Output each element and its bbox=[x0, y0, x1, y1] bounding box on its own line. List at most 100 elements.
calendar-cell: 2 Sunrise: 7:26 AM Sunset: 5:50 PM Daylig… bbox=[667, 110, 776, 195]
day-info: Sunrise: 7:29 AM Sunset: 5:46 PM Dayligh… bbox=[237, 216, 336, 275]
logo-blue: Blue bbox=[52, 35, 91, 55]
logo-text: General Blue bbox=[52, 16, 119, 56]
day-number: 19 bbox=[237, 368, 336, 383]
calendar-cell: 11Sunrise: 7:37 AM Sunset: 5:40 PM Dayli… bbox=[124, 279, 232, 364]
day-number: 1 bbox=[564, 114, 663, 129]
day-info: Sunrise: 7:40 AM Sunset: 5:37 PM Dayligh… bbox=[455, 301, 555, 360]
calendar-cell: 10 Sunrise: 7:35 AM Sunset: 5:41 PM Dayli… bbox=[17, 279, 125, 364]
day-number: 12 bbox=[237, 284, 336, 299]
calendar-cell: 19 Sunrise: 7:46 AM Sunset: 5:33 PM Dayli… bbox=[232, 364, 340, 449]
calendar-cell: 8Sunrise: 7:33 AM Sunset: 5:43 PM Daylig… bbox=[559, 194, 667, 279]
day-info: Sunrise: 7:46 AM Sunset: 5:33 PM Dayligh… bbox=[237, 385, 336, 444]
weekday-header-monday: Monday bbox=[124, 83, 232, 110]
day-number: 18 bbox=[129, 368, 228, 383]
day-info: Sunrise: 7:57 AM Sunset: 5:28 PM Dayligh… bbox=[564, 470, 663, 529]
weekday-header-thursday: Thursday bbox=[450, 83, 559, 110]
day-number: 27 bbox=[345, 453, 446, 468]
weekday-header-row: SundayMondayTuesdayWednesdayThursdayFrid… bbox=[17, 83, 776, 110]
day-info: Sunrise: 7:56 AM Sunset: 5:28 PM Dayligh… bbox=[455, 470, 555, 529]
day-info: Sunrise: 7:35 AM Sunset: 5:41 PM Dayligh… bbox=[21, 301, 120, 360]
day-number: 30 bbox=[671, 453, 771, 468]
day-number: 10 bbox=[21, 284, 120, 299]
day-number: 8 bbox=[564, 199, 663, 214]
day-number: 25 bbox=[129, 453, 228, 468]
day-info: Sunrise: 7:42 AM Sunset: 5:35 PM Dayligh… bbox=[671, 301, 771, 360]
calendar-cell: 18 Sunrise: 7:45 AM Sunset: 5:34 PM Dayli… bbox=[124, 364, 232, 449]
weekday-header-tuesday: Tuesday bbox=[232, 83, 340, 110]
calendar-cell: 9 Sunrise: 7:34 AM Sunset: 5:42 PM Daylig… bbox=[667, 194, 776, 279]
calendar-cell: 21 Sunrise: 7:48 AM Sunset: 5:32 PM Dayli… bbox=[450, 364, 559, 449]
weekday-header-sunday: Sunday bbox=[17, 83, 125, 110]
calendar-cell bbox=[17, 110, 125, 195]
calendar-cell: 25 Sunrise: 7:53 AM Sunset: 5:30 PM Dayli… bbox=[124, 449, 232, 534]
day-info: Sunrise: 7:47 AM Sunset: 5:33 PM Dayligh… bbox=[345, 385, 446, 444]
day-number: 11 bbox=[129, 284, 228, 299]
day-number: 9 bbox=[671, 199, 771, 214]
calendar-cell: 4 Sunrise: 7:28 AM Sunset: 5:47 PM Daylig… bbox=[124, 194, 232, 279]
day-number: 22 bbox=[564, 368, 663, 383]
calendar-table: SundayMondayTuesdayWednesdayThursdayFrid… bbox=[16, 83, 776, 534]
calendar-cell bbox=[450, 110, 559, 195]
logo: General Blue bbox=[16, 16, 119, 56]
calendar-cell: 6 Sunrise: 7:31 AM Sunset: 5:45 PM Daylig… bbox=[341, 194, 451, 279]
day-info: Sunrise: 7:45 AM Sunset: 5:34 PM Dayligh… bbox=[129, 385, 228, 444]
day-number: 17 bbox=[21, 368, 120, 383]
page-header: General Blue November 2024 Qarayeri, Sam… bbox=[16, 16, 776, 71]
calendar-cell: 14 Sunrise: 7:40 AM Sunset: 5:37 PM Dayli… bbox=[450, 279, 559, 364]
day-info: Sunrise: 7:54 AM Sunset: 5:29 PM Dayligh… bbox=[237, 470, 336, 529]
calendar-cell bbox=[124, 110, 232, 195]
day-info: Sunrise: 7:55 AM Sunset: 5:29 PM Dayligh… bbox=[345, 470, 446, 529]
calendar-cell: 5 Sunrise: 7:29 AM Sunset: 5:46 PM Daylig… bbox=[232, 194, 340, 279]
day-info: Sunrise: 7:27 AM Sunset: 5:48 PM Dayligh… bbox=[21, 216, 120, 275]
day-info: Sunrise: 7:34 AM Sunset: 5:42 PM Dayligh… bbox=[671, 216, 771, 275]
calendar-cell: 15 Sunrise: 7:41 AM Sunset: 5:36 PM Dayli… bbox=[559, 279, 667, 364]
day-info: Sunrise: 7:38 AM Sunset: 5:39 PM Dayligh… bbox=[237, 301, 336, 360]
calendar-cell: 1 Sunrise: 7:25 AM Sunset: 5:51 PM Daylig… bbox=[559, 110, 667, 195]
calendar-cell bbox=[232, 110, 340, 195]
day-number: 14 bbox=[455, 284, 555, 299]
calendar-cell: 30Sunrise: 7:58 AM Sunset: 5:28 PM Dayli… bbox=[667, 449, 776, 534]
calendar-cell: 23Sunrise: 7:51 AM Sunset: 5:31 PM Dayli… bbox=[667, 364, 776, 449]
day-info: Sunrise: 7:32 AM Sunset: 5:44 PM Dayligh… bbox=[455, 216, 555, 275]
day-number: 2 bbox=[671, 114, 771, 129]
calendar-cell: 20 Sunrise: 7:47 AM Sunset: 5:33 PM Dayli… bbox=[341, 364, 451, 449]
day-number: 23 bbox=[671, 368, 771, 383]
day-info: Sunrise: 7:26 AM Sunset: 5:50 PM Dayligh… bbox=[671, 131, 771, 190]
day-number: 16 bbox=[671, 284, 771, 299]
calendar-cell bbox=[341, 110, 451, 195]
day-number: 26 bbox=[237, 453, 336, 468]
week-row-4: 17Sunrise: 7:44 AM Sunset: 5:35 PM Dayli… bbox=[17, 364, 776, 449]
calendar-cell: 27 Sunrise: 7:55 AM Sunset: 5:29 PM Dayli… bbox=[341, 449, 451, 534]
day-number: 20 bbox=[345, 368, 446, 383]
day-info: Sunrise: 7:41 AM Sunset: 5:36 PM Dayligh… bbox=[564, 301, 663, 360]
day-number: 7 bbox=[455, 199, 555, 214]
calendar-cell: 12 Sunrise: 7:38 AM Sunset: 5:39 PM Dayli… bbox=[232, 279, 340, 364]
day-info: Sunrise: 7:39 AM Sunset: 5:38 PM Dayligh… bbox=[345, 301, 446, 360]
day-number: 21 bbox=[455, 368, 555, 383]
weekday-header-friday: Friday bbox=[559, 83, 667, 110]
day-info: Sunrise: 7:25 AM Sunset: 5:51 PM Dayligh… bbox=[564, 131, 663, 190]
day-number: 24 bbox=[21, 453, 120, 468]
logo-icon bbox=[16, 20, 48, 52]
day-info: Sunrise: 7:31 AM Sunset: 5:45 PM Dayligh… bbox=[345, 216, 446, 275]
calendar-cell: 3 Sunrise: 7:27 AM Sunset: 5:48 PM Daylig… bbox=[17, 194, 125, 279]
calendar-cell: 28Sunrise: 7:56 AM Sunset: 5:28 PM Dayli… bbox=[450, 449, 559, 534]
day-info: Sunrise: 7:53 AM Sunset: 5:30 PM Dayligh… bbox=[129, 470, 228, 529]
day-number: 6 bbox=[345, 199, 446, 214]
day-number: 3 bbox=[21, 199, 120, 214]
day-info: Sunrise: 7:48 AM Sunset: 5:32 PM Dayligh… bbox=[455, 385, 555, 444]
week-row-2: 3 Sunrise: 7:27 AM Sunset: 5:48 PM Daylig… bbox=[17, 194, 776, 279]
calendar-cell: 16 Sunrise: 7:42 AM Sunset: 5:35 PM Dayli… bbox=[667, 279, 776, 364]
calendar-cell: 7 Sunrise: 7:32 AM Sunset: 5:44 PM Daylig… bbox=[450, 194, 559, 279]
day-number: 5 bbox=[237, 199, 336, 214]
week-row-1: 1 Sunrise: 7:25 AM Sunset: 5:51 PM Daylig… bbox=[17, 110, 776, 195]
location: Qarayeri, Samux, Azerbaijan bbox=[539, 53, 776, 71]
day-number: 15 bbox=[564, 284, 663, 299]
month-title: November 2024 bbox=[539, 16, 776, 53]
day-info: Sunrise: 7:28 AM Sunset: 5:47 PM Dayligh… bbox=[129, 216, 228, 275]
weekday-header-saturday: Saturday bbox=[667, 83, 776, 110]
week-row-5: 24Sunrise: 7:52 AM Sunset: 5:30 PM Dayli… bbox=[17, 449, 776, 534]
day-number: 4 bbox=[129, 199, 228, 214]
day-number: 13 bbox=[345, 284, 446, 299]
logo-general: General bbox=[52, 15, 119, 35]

★ ★ ★ ★ ★

* [WHAT IS BEING ASKED] Copy the listing above word for word. Start with its first line and stop after the line containing "day-info: Sunrise: 7:29".

* [SOLUTION]
Output each element and its bbox=[x0, y0, x1, y1] bounding box on its own line. List at most 100 elements.
calendar-cell: 2 Sunrise: 7:26 AM Sunset: 5:50 PM Daylig… bbox=[667, 110, 776, 195]
day-info: Sunrise: 7:29 AM Sunset: 5:46 PM Dayligh… bbox=[237, 216, 336, 275]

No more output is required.